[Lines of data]
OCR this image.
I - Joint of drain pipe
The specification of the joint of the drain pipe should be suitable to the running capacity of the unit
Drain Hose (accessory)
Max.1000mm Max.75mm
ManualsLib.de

SHORT TASK: Repeat all entries. Match them exactly.

WRITTEN RESPONSE:
OCR this image.
I - Joint of drain pipe
The specification of the joint of the drain pipe should be suitable to the running capacity of the unit
Drain Hose (accessory)
Max.1000mm Max.75mm
ManualsLib.de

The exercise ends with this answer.